— begin Source —

I’ve given links to the needles I currently have in stock, but I can order any of these for you.  I also sell Schmetz needles in Bulk Packages of loose needles – 100 to a box.  Especially for embroidery machines – this can be a real savings!  Just email me at for any of your needle/thread (same color, full box – any type at 20% savings) any time.  I’m happy to help you find what you need! 


 * Jeans/Denim Needles are for sewing ANY firmly woven fabrics (in addition to the  mis-leading “Denim” name).  In the Schmetz line, Denim Needles have a BLUE Band to so  designate them. These needles have an advanced point design that is a Schmetz exclusive specifically  designed for penetrating extra thick woven fabrics, denims, or quilts with minimum needle deflection,  reduced risk of needle breakage or skipped stitches. So – if I’m sewing a cotton gabardine or broadcloth,  I’ll use a Denim Sharp Needle.  If it is a lightweight firmly woven fabric, I’ll use a size 70 Denim/ Sharp  Needle. Jeans/Denim Needles are available in sizes 70/10, 80/12, 90/14, 100/16, 110/18, Assorted  Sizes and also in a Twin Needle 4.0 mm apart in a size 100 – perfect for decorative stitching on jeans. This  twin needle has a Blue Bar (like the Stretch Twin Needles – so be careful to keep them straight!).

— end Source —

**Task to complete:**
Say whether each statement agrees with the needle text above, answering yes or no and quoting the words of the text that decide it: (a) Schmetz marks its Denim Needles with a blue band; (b) the bulk packages of loose Schmetz needles hold 50 needles to a box; (c) Jeans/Denim Needles come in size 120/19.

— begin Supplied entries —

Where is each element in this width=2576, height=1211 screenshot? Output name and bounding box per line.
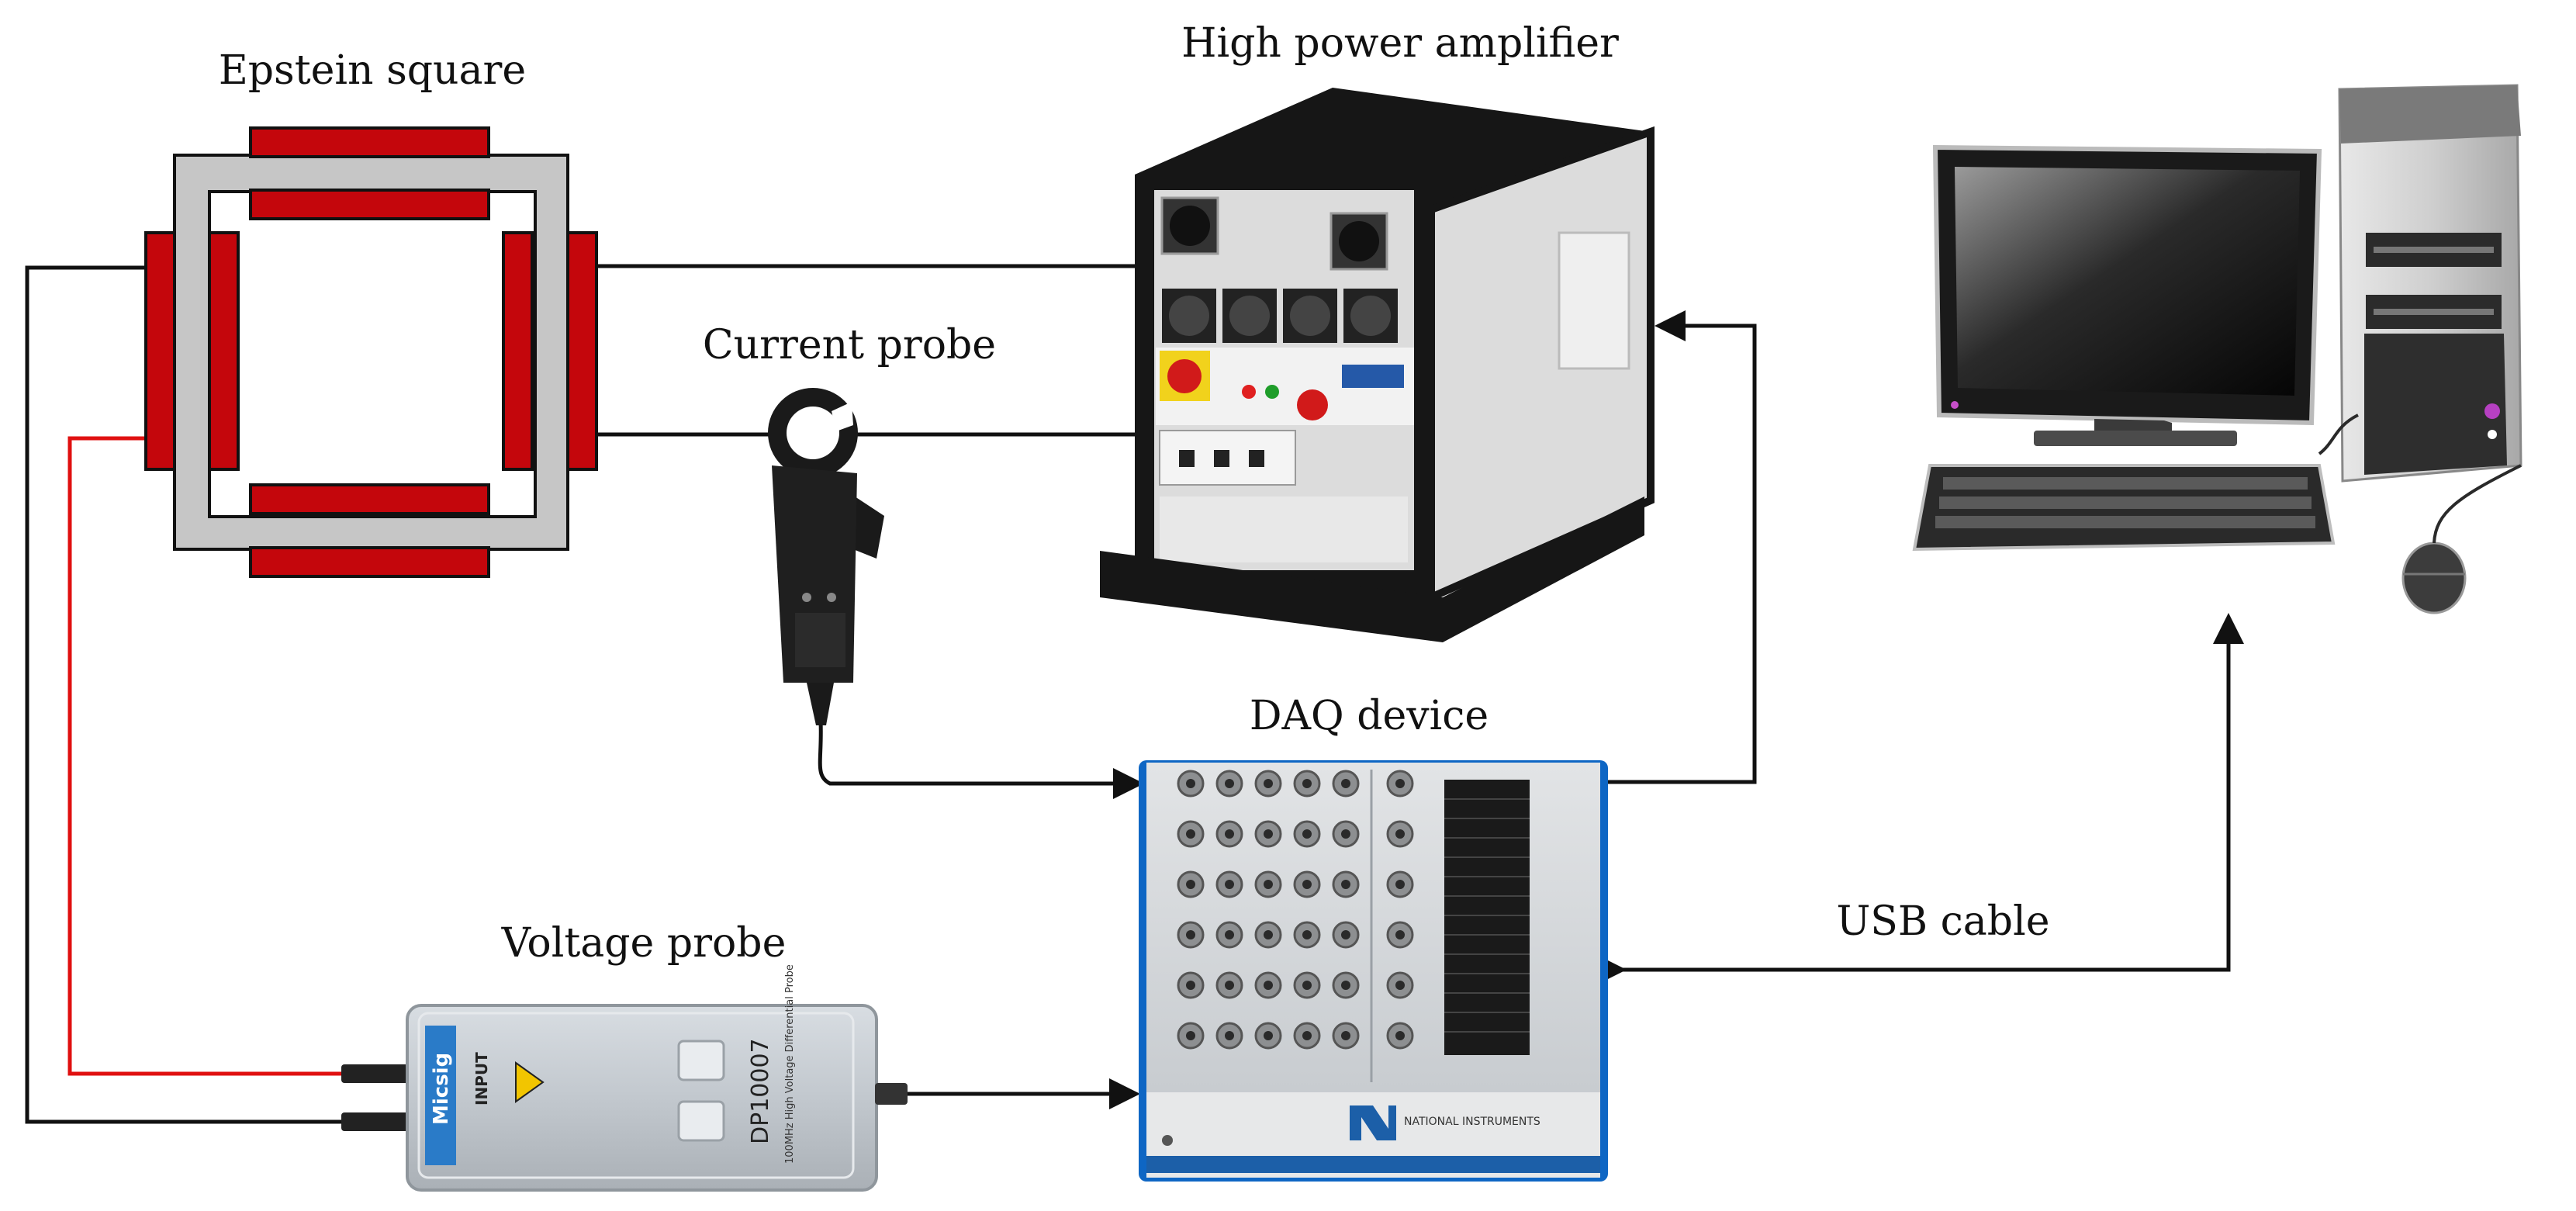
label-voltage-probe: Voltage probe	[501, 920, 787, 967]
mouse	[2401, 541, 2467, 614]
current-probe-cable	[818, 721, 1144, 799]
black-wire-left	[25, 265, 411, 1124]
probe-jaw-inner	[787, 407, 839, 459]
emergency-stop	[1297, 389, 1328, 420]
amplifier	[1100, 88, 1655, 642]
daq-brand: NATIONAL INSTRUMENTS	[1404, 1116, 1540, 1128]
voltage-probe-desc: 100MHz High Voltage Differential Probe	[784, 964, 796, 1164]
voltage-probe-input: INPUT	[472, 1052, 491, 1105]
label-epstein-square: Epstein square	[219, 47, 526, 94]
label-current-probe: Current probe	[703, 322, 996, 368]
probe-trigger	[853, 497, 884, 559]
computer	[1912, 84, 2522, 614]
terminal-block	[1444, 780, 1530, 1055]
label-usb-cable: USB cable	[1836, 898, 2049, 945]
indicator-green	[1265, 385, 1279, 399]
power-button-icon	[2484, 403, 2500, 419]
warning-icon	[515, 1061, 545, 1103]
label-daq-device: DAQ device	[1250, 693, 1489, 739]
usb-cable-line	[1596, 613, 2244, 985]
amplifier-vent-panel	[1160, 497, 1408, 562]
coil-bottom-outer	[249, 546, 490, 578]
attenuation-button	[677, 1040, 725, 1081]
coil-top-outer	[249, 126, 490, 158]
epstein-square	[144, 126, 598, 578]
wiring	[25, 264, 2244, 1124]
red-wire	[67, 436, 411, 1076]
daq-device: NATIONAL INSTRUMENTS	[1139, 760, 1608, 1182]
main-switch	[1167, 359, 1202, 393]
indicator-red	[1242, 385, 1256, 399]
coil-right-inner	[502, 231, 534, 471]
coil-right-outer	[566, 231, 598, 471]
coil-top-inner	[249, 189, 490, 220]
coil-left-inner	[208, 231, 240, 471]
monitor-screen	[1955, 167, 2300, 396]
voltage-probe-brand-bar	[425, 1026, 456, 1165]
voltage-probe-brand: Micsig	[430, 1053, 453, 1125]
amplifier-base	[1100, 551, 1443, 642]
range-button	[677, 1100, 725, 1142]
coil-left-outer	[144, 231, 176, 471]
voltage-probe: Micsig INPUT DP10007 100MHz High Voltage…	[341, 964, 908, 1192]
voltage-probe-model: DP10007	[747, 1038, 774, 1144]
daq-top-panel	[1146, 763, 1600, 1092]
amplifier-vent	[1558, 231, 1630, 370]
label-high-power-amplifier: High power amplifier	[1181, 20, 1619, 67]
coil-bottom-inner	[249, 483, 490, 515]
current-probe	[768, 388, 884, 725]
ni-logo-icon	[1350, 1105, 1396, 1140]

— end Supplied entries —

**Answer to the problem:**
(a) Yes: "Denim Needles have a BLUE Band"
(b) No: "Bulk Packages of loose needles – 100 to a box"
(c) No: "available in sizes 70/10, 80/12, 90/14, 100/16, 110/18"